Work order >>
Keep the pictures out and restate every record exactly.

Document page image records

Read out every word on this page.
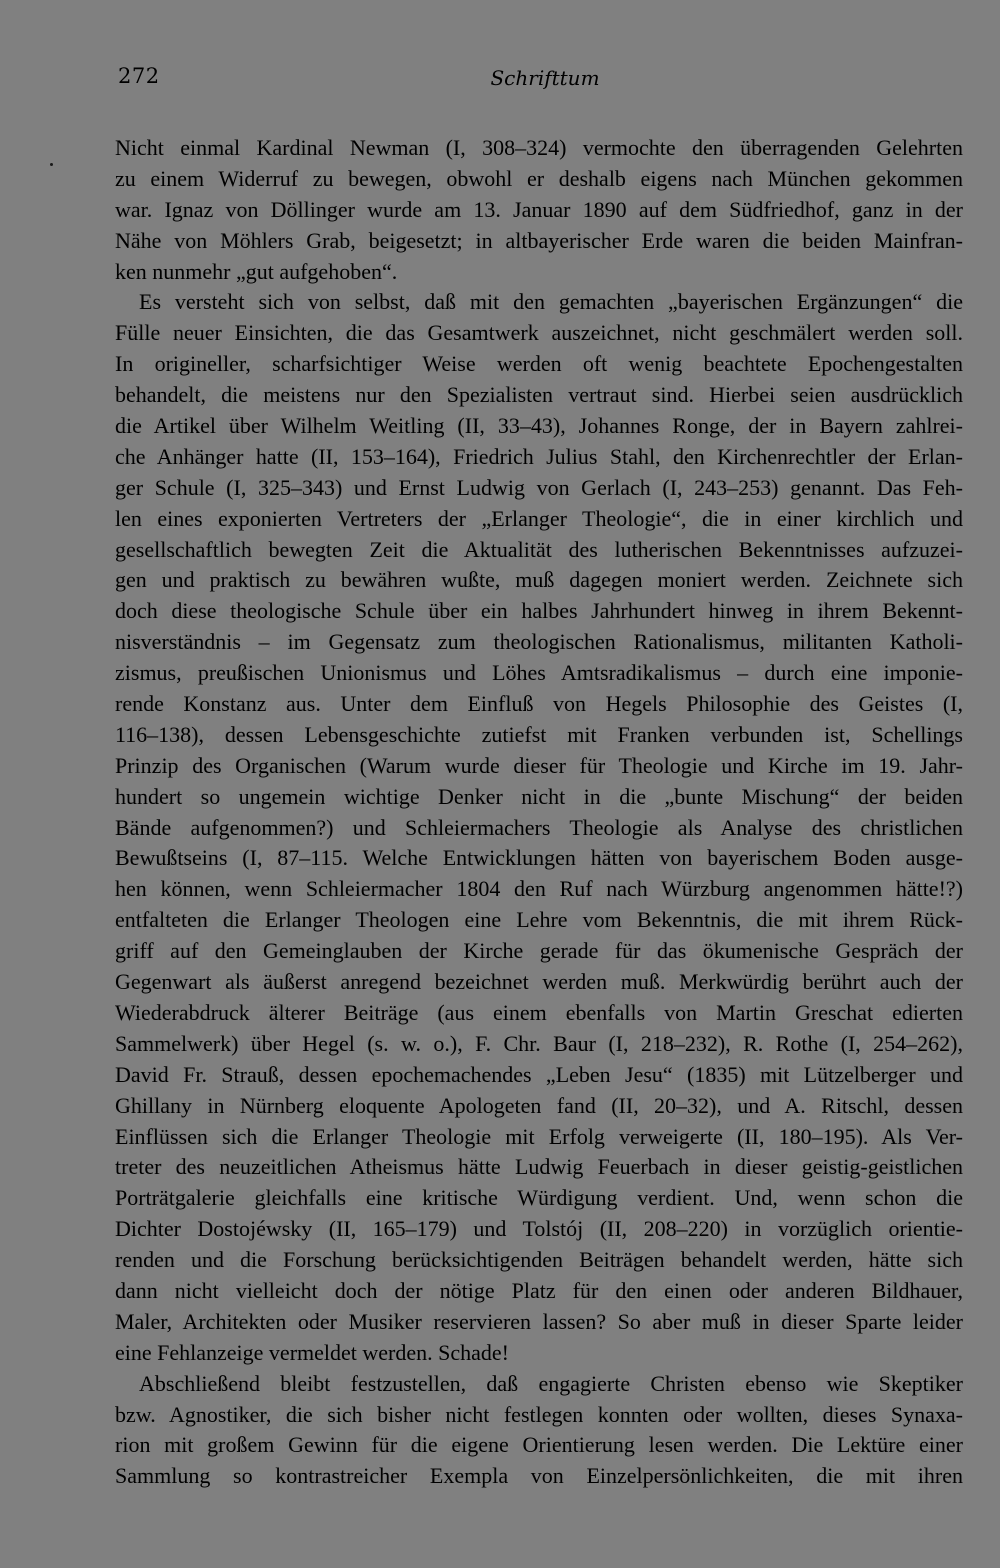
272	Schrifttum
Nicht einmal Kardinal Newman (I, 308–324) vermochte den überragenden Gelehrten
zu einem Widerruf zu bewegen, obwohl er deshalb eigens nach München gekommen
war. Ignaz von Döllinger wurde am 13. Januar 1890 auf dem Südfriedhof, ganz in der
Nähe von Möhlers Grab, beigesetzt; in altbayerischer Erde waren die beiden Mainfran-
ken nunmehr „gut aufgehoben“.
Es versteht sich von selbst, daß mit den gemachten „bayerischen Ergänzungen“ die
Fülle neuer Einsichten, die das Gesamtwerk auszeichnet, nicht geschmälert werden soll.
In origineller, scharfsichtiger Weise werden oft wenig beachtete Epochengestalten
behandelt, die meistens nur den Spezialisten vertraut sind. Hierbei seien ausdrücklich
die Artikel über Wilhelm Weitling (II, 33–43), Johannes Ronge, der in Bayern zahlrei-
che Anhänger hatte (II, 153–164), Friedrich Julius Stahl, den Kirchenrechtler der Erlan-
ger Schule (I, 325–343) und Ernst Ludwig von Gerlach (I, 243–253) genannt. Das Feh-
len eines exponierten Vertreters der „Erlanger Theologie“, die in einer kirchlich und
gesellschaftlich bewegten Zeit die Aktualität des lutherischen Bekenntnisses aufzuzei-
gen und praktisch zu bewähren wußte, muß dagegen moniert werden. Zeichnete sich
doch diese theologische Schule über ein halbes Jahrhundert hinweg in ihrem Bekennt-
nisverständnis – im Gegensatz zum theologischen Rationalismus, militanten Katholi-
zismus, preußischen Unionismus und Löhes Amtsradikalismus – durch eine imponie-
rende Konstanz aus. Unter dem Einfluß von Hegels Philosophie des Geistes (I,
116–138), dessen Lebensgeschichte zutiefst mit Franken verbunden ist, Schellings
Prinzip des Organischen (Warum wurde dieser für Theologie und Kirche im 19. Jahr-
hundert so ungemein wichtige Denker nicht in die „bunte Mischung“ der beiden
Bände aufgenommen?) und Schleiermachers Theologie als Analyse des christlichen
Bewußtseins (I, 87–115. Welche Entwicklungen hätten von bayerischem Boden ausge-
hen können, wenn Schleiermacher 1804 den Ruf nach Würzburg angenommen hätte!?)
entfalteten die Erlanger Theologen eine Lehre vom Bekenntnis, die mit ihrem Rück-
griff auf den Gemeinglauben der Kirche gerade für das ökumenische Gespräch der
Gegenwart als äußerst anregend bezeichnet werden muß. Merkwürdig berührt auch der
Wiederabdruck älterer Beiträge (aus einem ebenfalls von Martin Greschat edierten
Sammelwerk) über Hegel (s. w. o.), F. Chr. Baur (I, 218–232), R. Rothe (I, 254–262),
David Fr. Strauß, dessen epochemachendes „Leben Jesu“ (1835) mit Lützelberger und
Ghillany in Nürnberg eloquente Apologeten fand (II, 20–32), und A. Ritschl, dessen
Einflüssen sich die Erlanger Theologie mit Erfolg verweigerte (II, 180–195). Als Ver-
treter des neuzeitlichen Atheismus hätte Ludwig Feuerbach in dieser geistig-geistlichen
Porträtgalerie gleichfalls eine kritische Würdigung verdient. Und, wenn schon die
Dichter Dostojéwsky (II, 165–179) und Tolstój (II, 208–220) in vorzüglich orientie-
renden und die Forschung berücksichtigenden Beiträgen behandelt werden, hätte sich
dann nicht vielleicht doch der nötige Platz für den einen oder anderen Bildhauer,
Maler, Architekten oder Musiker reservieren lassen? So aber muß in dieser Sparte leider
eine Fehlanzeige vermeldet werden. Schade!
Abschließend bleibt festzustellen, daß engagierte Christen ebenso wie Skeptiker
bzw. Agnostiker, die sich bisher nicht festlegen konnten oder wollten, dieses Synaxa-
rion mit großem Gewinn für die eigene Orientierung lesen werden. Die Lektüre einer
Sammlung so kontrastreicher Exempla von Einzelpersönlichkeiten, die mit ihren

Written answer >>
Read out every word on this page.
272	Schrifttum
Nicht einmal Kardinal Newman (I, 308–324) vermochte den überragenden Gelehrten
zu einem Widerruf zu bewegen, obwohl er deshalb eigens nach München gekommen
war. Ignaz von Döllinger wurde am 13. Januar 1890 auf dem Südfriedhof, ganz in der
Nähe von Möhlers Grab, beigesetzt; in altbayerischer Erde waren die beiden Mainfran-
ken nunmehr „gut aufgehoben“.
Es versteht sich von selbst, daß mit den gemachten „bayerischen Ergänzungen“ die
Fülle neuer Einsichten, die das Gesamtwerk auszeichnet, nicht geschmälert werden soll.
In origineller, scharfsichtiger Weise werden oft wenig beachtete Epochengestalten
behandelt, die meistens nur den Spezialisten vertraut sind. Hierbei seien ausdrücklich
die Artikel über Wilhelm Weitling (II, 33–43), Johannes Ronge, der in Bayern zahlrei-
che Anhänger hatte (II, 153–164), Friedrich Julius Stahl, den Kirchenrechtler der Erlan-
ger Schule (I, 325–343) und Ernst Ludwig von Gerlach (I, 243–253) genannt. Das Feh-
len eines exponierten Vertreters der „Erlanger Theologie“, die in einer kirchlich und
gesellschaftlich bewegten Zeit die Aktualität des lutherischen Bekenntnisses aufzuzei-
gen und praktisch zu bewähren wußte, muß dagegen moniert werden. Zeichnete sich
doch diese theologische Schule über ein halbes Jahrhundert hinweg in ihrem Bekennt-
nisverständnis – im Gegensatz zum theologischen Rationalismus, militanten Katholi-
zismus, preußischen Unionismus und Löhes Amtsradikalismus – durch eine imponie-
rende Konstanz aus. Unter dem Einfluß von Hegels Philosophie des Geistes (I,
116–138), dessen Lebensgeschichte zutiefst mit Franken verbunden ist, Schellings
Prinzip des Organischen (Warum wurde dieser für Theologie und Kirche im 19. Jahr-
hundert so ungemein wichtige Denker nicht in die „bunte Mischung“ der beiden
Bände aufgenommen?) und Schleiermachers Theologie als Analyse des christlichen
Bewußtseins (I, 87–115. Welche Entwicklungen hätten von bayerischem Boden ausge-
hen können, wenn Schleiermacher 1804 den Ruf nach Würzburg angenommen hätte!?)
entfalteten die Erlanger Theologen eine Lehre vom Bekenntnis, die mit ihrem Rück-
griff auf den Gemeinglauben der Kirche gerade für das ökumenische Gespräch der
Gegenwart als äußerst anregend bezeichnet werden muß. Merkwürdig berührt auch der
Wiederabdruck älterer Beiträge (aus einem ebenfalls von Martin Greschat edierten
Sammelwerk) über Hegel (s. w. o.), F. Chr. Baur (I, 218–232), R. Rothe (I, 254–262),
David Fr. Strauß, dessen epochemachendes „Leben Jesu“ (1835) mit Lützelberger und
Ghillany in Nürnberg eloquente Apologeten fand (II, 20–32), und A. Ritschl, dessen
Einflüssen sich die Erlanger Theologie mit Erfolg verweigerte (II, 180–195). Als Ver-
treter des neuzeitlichen Atheismus hätte Ludwig Feuerbach in dieser geistig-geistlichen
Porträtgalerie gleichfalls eine kritische Würdigung verdient. Und, wenn schon die
Dichter Dostojéwsky (II, 165–179) und Tolstój (II, 208–220) in vorzüglich orientie-
renden und die Forschung berücksichtigenden Beiträgen behandelt werden, hätte sich
dann nicht vielleicht doch der nötige Platz für den einen oder anderen Bildhauer,
Maler, Architekten oder Musiker reservieren lassen? So aber muß in dieser Sparte leider
eine Fehlanzeige vermeldet werden. Schade!
Abschließend bleibt festzustellen, daß engagierte Christen ebenso wie Skeptiker
bzw. Agnostiker, die sich bisher nicht festlegen konnten oder wollten, dieses Synaxa-
rion mit großem Gewinn für die eigene Orientierung lesen werden. Die Lektüre einer
Sammlung so kontrastreicher Exempla von Einzelpersönlichkeiten, die mit ihren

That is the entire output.